• **EXERCISE DESCRIPTION**
Write out all the entries word for word and omit any pictures.

--- start of INPUT FOR THIS TASK ---

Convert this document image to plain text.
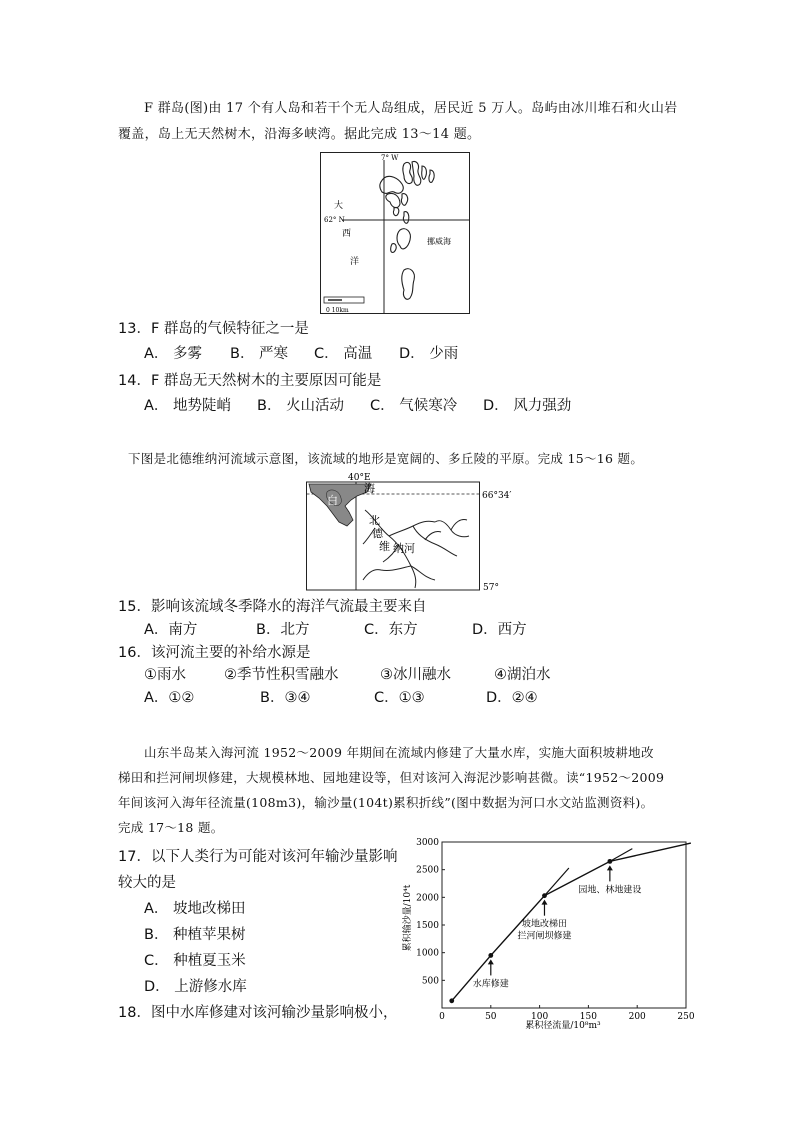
F 群岛(图)由 17 个有人岛和若干个无人岛组成，居民近 5 万人。岛屿由冰川堆石和火山岩
覆盖，岛上无天然树木，沿海多峡湾。据此完成 13～14 题。
7° W
62° N
大
西
洋
挪威海
0 10km
13．F 群岛的气候特征之一是
A． 多雾 B． 严寒 C． 高温 D． 少雨
14．F 群岛无天然树木的主要原因可能是
A． 地势陡峭 B． 火山活动 C． 气候寒冷 D． 风力强劲
下图是北德维纳河流域示意图，该流域的地形是宽阔的、多丘陵的平原。完成 15～16 题。
40°E
66°34′
57°
海
白
北
德
维 纳河
15．影响该流域冬季降水的海洋气流最主要来自
A．南方	B．北方	C．东方	D．西方
16．该河流主要的补给水源是
①雨水	②季节性积雪融水	③冰川融水	④湖泊水
A．①②	B．③④	C．①③	D．②④
山东半岛某入海河流 1952～2009 年期间在流域内修建了大量水库，实施大面积坡耕地改
梯田和拦河闸坝修建，大规模林地、园地建设等，但对该河入海泥沙影响甚微。读“1952～2009
年间该河入海年径流量(108m3)，输沙量(104t)累积折线”(图中数据为河口水文站监测资料)。
完成 17～18 题。
17．以下人类行为可能对该河年输沙量影响
较大的是
A． 坡地改梯田
B． 种植苹果树
C． 种植夏玉米
D． 上游修水库
18．图中水库修建对该河输沙量影响极小，	0	50	100	150	200	250
500
1000
1500
2000
2500
3000
水库修建
坡地改梯田
拦河闸坝修建
园地、林地建设
累积径流量/10⁸m³
累积输沙量/10⁴t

--- end of INPUT FOR THIS TASK ---

• **TASK OUTPUT**
Convert this document image to plain text.
F 群岛(图)由 17 个有人岛和若干个无人岛组成，居民近 5 万人。岛屿由冰川堆石和火山岩
覆盖，岛上无天然树木，沿海多峡湾。据此完成 13～14 题。
7° W
62° N
大
西
洋
挪威海
0 10km
13．F 群岛的气候特征之一是
A． 多雾 B． 严寒 C． 高温 D． 少雨
14．F 群岛无天然树木的主要原因可能是
A． 地势陡峭 B． 火山活动 C． 气候寒冷 D． 风力强劲
下图是北德维纳河流域示意图，该流域的地形是宽阔的、多丘陵的平原。完成 15～16 题。
40°E
66°34′
57°
海
白
北
德
维 纳河
15．影响该流域冬季降水的海洋气流最主要来自
A．南方	B．北方	C．东方	D．西方
16．该河流主要的补给水源是
①雨水	②季节性积雪融水	③冰川融水	④湖泊水
A．①②	B．③④	C．①③	D．②④
山东半岛某入海河流 1952～2009 年期间在流域内修建了大量水库，实施大面积坡耕地改
梯田和拦河闸坝修建，大规模林地、园地建设等，但对该河入海泥沙影响甚微。读“1952～2009
年间该河入海年径流量(108m3)，输沙量(104t)累积折线”(图中数据为河口水文站监测资料)。
完成 17～18 题。
17．以下人类行为可能对该河年输沙量影响
较大的是
A． 坡地改梯田
B． 种植苹果树
C． 种植夏玉米
D． 上游修水库
18．图中水库修建对该河输沙量影响极小，	0	50	100	150	200	250
500
1000
1500
2000
2500
3000
水库修建
坡地改梯田
拦河闸坝修建
园地、林地建设
累积径流量/10⁸m³
累积输沙量/10⁴t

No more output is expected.